WORK REQUIRED
Filter these entries so that only lines with the word "Pembrokeshire" remain.

GIVEN INFORMATION
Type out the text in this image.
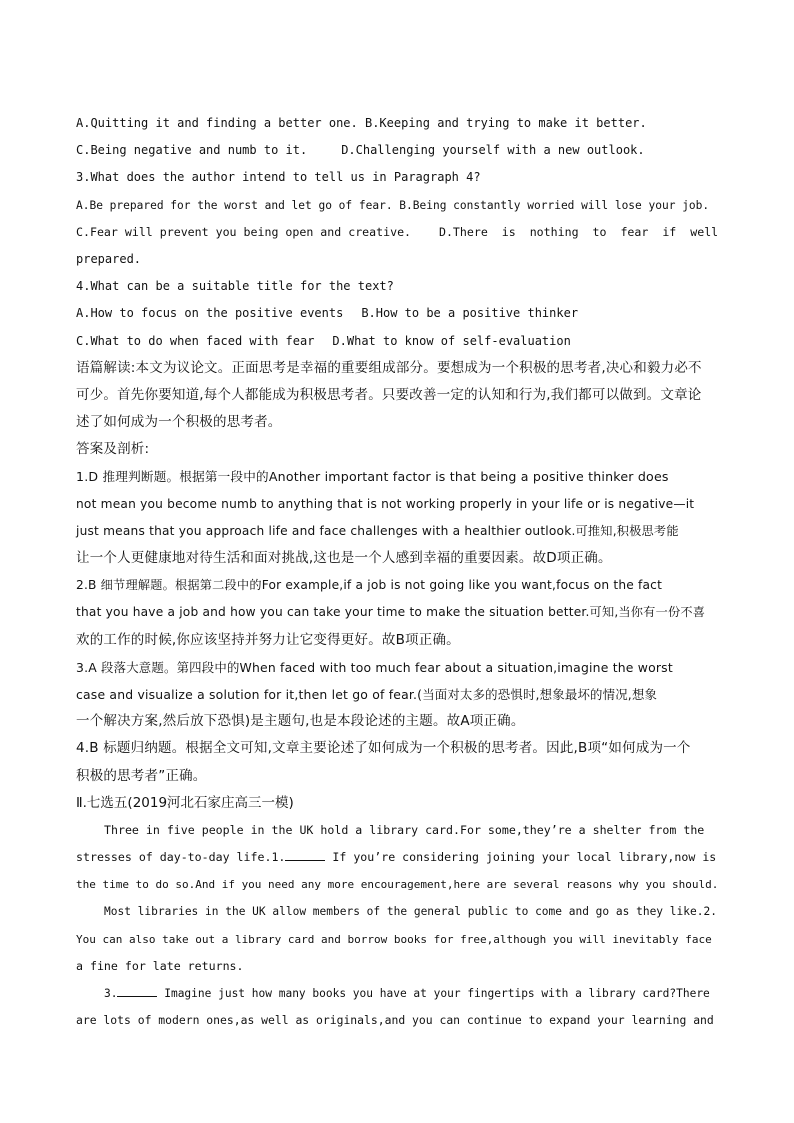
A.Quitting it and finding a better one. B.Keeping and trying to make it better.
C.Being negative and numb to it.	D.Challenging yourself with a new outlook.
3.What does the author intend to tell us in Paragraph 4?
A.Be prepared for the worst and let go of fear. B.Being constantly worried will lose your job.
C.Fear will prevent you being open and creative.    D.There  is  nothing  to  fear  if  well
prepared.
4.What can be a suitable title for the text?
A.How to focus on the positive events B.How to be a positive thinker
C.What to do when faced with fear D.What to know of self-evaluation
语篇解读:本文为议论文。正面思考是幸福的重要组成部分。要想成为一个积极的思考者,决心和毅力必不
可少。首先你要知道,每个人都能成为积极思考者。只要改善一定的认知和行为,我们都可以做到。文章论
述了如何成为一个积极的思考者。
答案及剖析:
1.D 推理判断题。根据第一段中的Another important factor is that being a positive thinker does
not mean you become numb to anything that is not working properly in your life or is negative—it
just means that you approach life and face challenges with a healthier outlook.可推知,积极思考能
让一个人更健康地对待生活和面对挑战,这也是一个人感到幸福的重要因素。故D项正确。
2.B 细节理解题。根据第二段中的For example,if a job is not going like you want,focus on the fact
that you have a job and how you can take your time to make the situation better.可知,当你有一份不喜
欢的工作的时候,你应该坚持并努力让它变得更好。故B项正确。
3.A 段落大意题。第四段中的When faced with too much fear about a situation,imagine the worst
case and visualize a solution for it,then let go of fear.(当面对太多的恐惧时,想象最坏的情况,想象
一个解决方案,然后放下恐惧)是主题句,也是本段论述的主题。故A项正确。
4.B 标题归纳题。根据全文可知,文章主要论述了如何成为一个积极的思考者。因此,B项“如何成为一个
积极的思考者”正确。
Ⅱ.七选五(2019河北石家庄高三一模)
Three in five people in the UK hold a library card.For some,they’re a shelter from the
stresses of day-to-day life.1.	If you’re considering joining your local library,now is
the time to do so.And if you need any more encouragement,here are several reasons why you should.
Most libraries in the UK allow members of the general public to come and go as they like.2.
You can also take out a library card and borrow books for free,although you will inevitably face
a fine for late returns.
3.	Imagine just how many books you have at your fingertips with a library card?There
are lots of modern ones,as well as originals,and you can continue to expand your learning and
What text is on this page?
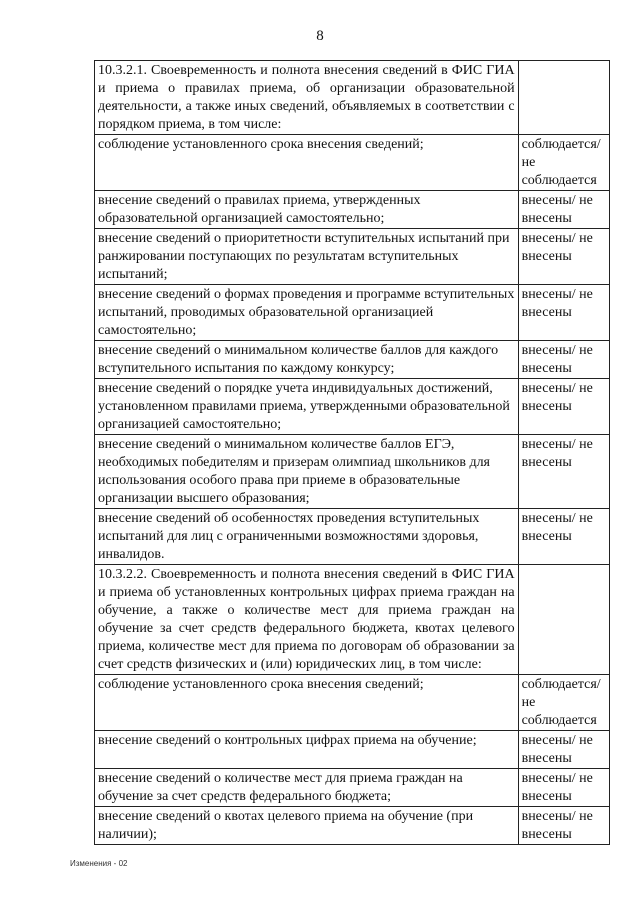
8
10.3.2.1. Своевременность и полнота внесения сведений в ФИС ГИА и приема о правилах приема, об организации образовательной деятельности, а также иных сведений, объявляемых в соответствии с порядком приема, в том числе:	
соблюдение установленного срока внесения сведений;	соблюдается/ не соблюдается
внесение сведений о правилах приема, утвержденных образовательной организацией самостоятельно;	внесены/ не внесены
внесение сведений о приоритетности вступительных испытаний при ранжировании поступающих по результатам вступительных испытаний;	внесены/ не внесены
внесение сведений о формах проведения и программе вступительных испытаний, проводимых образовательной организацией самостоятельно;	внесены/ не внесены
внесение сведений о минимальном количестве баллов для каждого вступительного испытания по каждому конкурсу;	внесены/ не внесены
внесение сведений о порядке учета индивидуальных достижений, установленном правилами приема, утвержденными образовательной организацией самостоятельно;	внесены/ не внесены
внесение сведений о минимальном количестве баллов ЕГЭ, необходимых победителям и призерам олимпиад школьников для использования особого права при приеме в образовательные организации высшего образования;	внесены/ не внесены
внесение сведений об особенностях проведения вступительных испытаний для лиц с ограниченными возможностями здоровья, инвалидов.	внесены/ не внесены
10.3.2.2. Своевременность и полнота внесения сведений в ФИС ГИА и приема об установленных контрольных цифрах приема граждан на обучение, а также о количестве мест для приема граждан на обучение за счет средств федерального бюджета, квотах целевого приема, количестве мест для приема по договорам об образовании за счет средств физических и (или) юридических лиц, в том числе:	
соблюдение установленного срока внесения сведений;	соблюдается/ не соблюдается
внесение сведений о контрольных цифрах приема на обучение;	внесены/ не внесены
внесение сведений о количестве мест для приема граждан на обучение за счет средств федерального бюджета;	внесены/ не внесены
внесение сведений о квотах целевого приема на обучение (при наличии);	внесены/ не внесены
Изменения - 02
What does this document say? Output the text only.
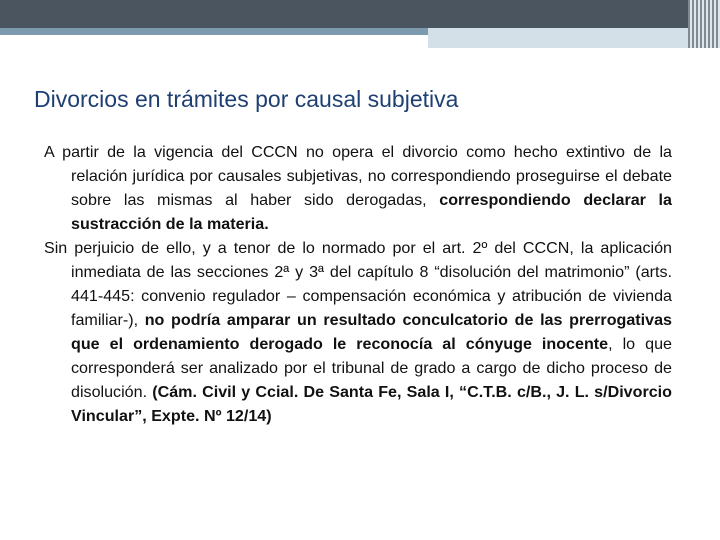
Divorcios en trámites por causal subjetiva

A partir de la vigencia del CCCN no opera el divorcio como hecho extintivo de la relación jurídica por causales subjetivas, no correspondiendo proseguirse el debate sobre las mismas al haber sido derogadas, correspondiendo declarar la sustracción de la materia.

Sin perjuicio de ello, y a tenor de lo normado por el art. 2º del CCCN, la aplicación inmediata de las secciones 2ª y 3ª del capítulo 8 “disolución del matrimonio” (arts. 441-445: convenio regulador – compensación económica y atribución de vivienda familiar-), no podría amparar un resultado conculcatorio de las prerrogativas que el ordenamiento derogado le reconocía al cónyuge inocente, lo que corresponderá ser analizado por el tribunal de grado a cargo de dicho proceso de disolución. (Cám. Civil y Ccial. De Santa Fe, Sala I, “C.T.B. c/B., J. L. s/Divorcio Vincular”, Expte. Nº 12/14)
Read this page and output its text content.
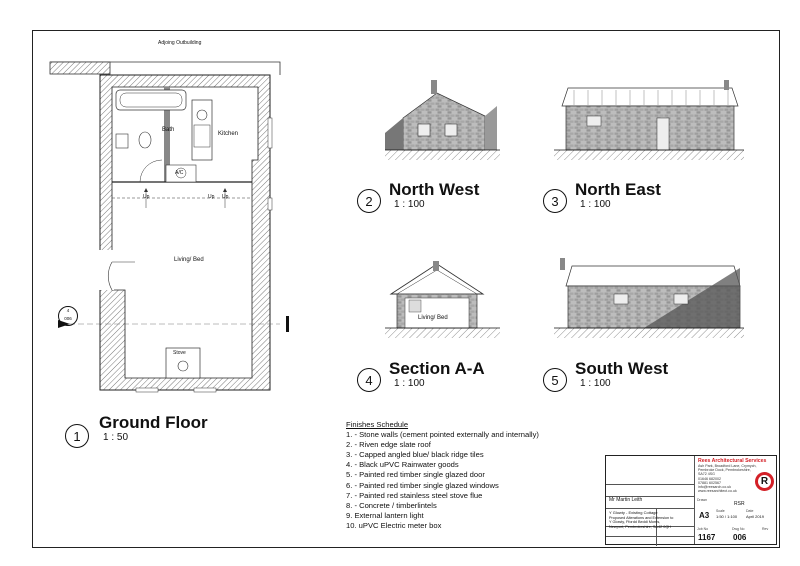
Adjoing Outbuilding
Bath
Kitchen
Living/ Bed
Stove
A/C
Up	Up
Up
4
006	Living/ Bed
1
Ground Floor
1 : 50
2
North West
1 : 100	3
North East
1 : 100
4
Section A-A
1 : 100	5
South West
1 : 100
Finishes Schedule
1. - Stone walls (cement pointed externally and internally)
2. - Riven edge slate roof
3. - Capped angled blue/ black ridge tiles
4. - Black uPVC Rainwater goods
5. - Painted red timber single glazed door
6. - Painted red timber single glazed windows
7. - Painted red stainless steel stove flue
8. - Concrete / timberlintels
9. External lantern light
10. uPVC Electric meter box
Mr Martin Leith
Y Glowty - Existing Cottage
Proposed Alterations and Extension to
Y Glowty, Ffordd Beddi Morris,
Newport, Pembrokeshire, SA42 0QH
Rees Architectural Services
Ash Park, Broadford Lane, Crymych,
Pembroke Dock, Pembrokeshire,
SA72 4SG
01646 682002
07881 602567
info@reesarch.co.uk
www.reesarchitect.co.uk
R
Drawn
RSR
A3 Scale
1:50 / 1:100
Date
April 2019
Job No
1167
Dwg No
006
Rev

SOLVED PROBLEM
Newport, Pembrokeshire, SA42 0QH
Pembroke Dock, Pembrokeshire,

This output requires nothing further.